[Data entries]
::::::

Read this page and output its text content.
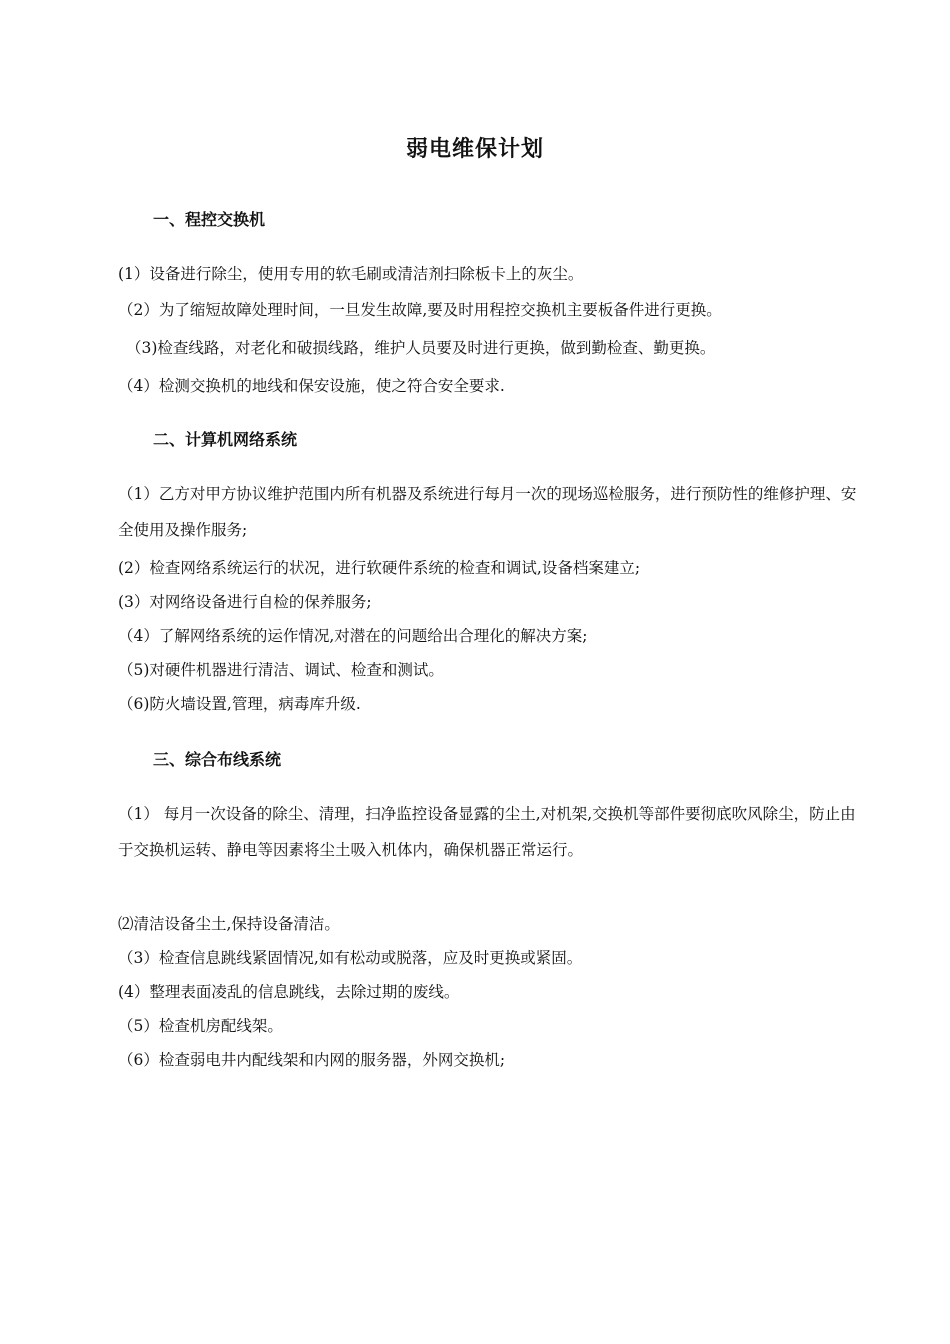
弱电维保计划
一、程控交换机
(1）设备进行除尘，使用专用的软毛刷或清洁剂扫除板卡上的灰尘。
（2）为了缩短故障处理时间，一旦发生故障,要及时用程控交换机主要板备件进行更换。
（3)检查线路，对老化和破损线路，维护人员要及时进行更换，做到勤检查、勤更换。
（4）检测交换机的地线和保安设施，使之符合安全要求.
二、计算机网络系统
（1）乙方对甲方协议维护范围内所有机器及系统进行每月一次的现场巡检服务，进行预防性的维修护理、安全使用及操作服务;
(2）检查网络系统运行的状况，进行软硬件系统的检查和调试,设备档案建立;
(3）对网络设备进行自检的保养服务;
（4）了解网络系统的运作情况,对潜在的问题给出合理化的解决方案;
（5)对硬件机器进行清洁、调试、检查和测试。
（6)防火墙设置,管理，病毒库升级.
三、综合布线系统
（1） 每月一次设备的除尘、清理，扫净监控设备显露的尘土,对机架,交换机等部件要彻底吹风除尘，防止由于交换机运转、静电等因素将尘土吸入机体内，确保机器正常运行。
⑵清洁设备尘土,保持设备清洁。
（3）检查信息跳线紧固情况,如有松动或脱落，应及时更换或紧固。
(4）整理表面凌乱的信息跳线，去除过期的废线。
（5）检查机房配线架。
（6）检查弱电井内配线架和内网的服务器，外网交换机;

::::::

Output each line exactly; omit every picture.

Output for this task
Read this page and output its text content.
弱电维保计划
一、程控交换机
(1）设备进行除尘，使用专用的软毛刷或清洁剂扫除板卡上的灰尘。
（2）为了缩短故障处理时间，一旦发生故障,要及时用程控交换机主要板备件进行更换。
（3)检查线路，对老化和破损线路，维护人员要及时进行更换，做到勤检查、勤更换。
（4）检测交换机的地线和保安设施，使之符合安全要求.
二、计算机网络系统
（1）乙方对甲方协议维护范围内所有机器及系统进行每月一次的现场巡检服务，进行预防性的维修护理、安全使用及操作服务;
(2）检查网络系统运行的状况，进行软硬件系统的检查和调试,设备档案建立;
(3）对网络设备进行自检的保养服务;
（4）了解网络系统的运作情况,对潜在的问题给出合理化的解决方案;
（5)对硬件机器进行清洁、调试、检查和测试。
（6)防火墙设置,管理，病毒库升级.
三、综合布线系统
（1） 每月一次设备的除尘、清理，扫净监控设备显露的尘土,对机架,交换机等部件要彻底吹风除尘，防止由于交换机运转、静电等因素将尘土吸入机体内，确保机器正常运行。
⑵清洁设备尘土,保持设备清洁。
（3）检查信息跳线紧固情况,如有松动或脱落，应及时更换或紧固。
(4）整理表面凌乱的信息跳线，去除过期的废线。
（5）检查机房配线架。
（6）检查弱电井内配线架和内网的服务器，外网交换机;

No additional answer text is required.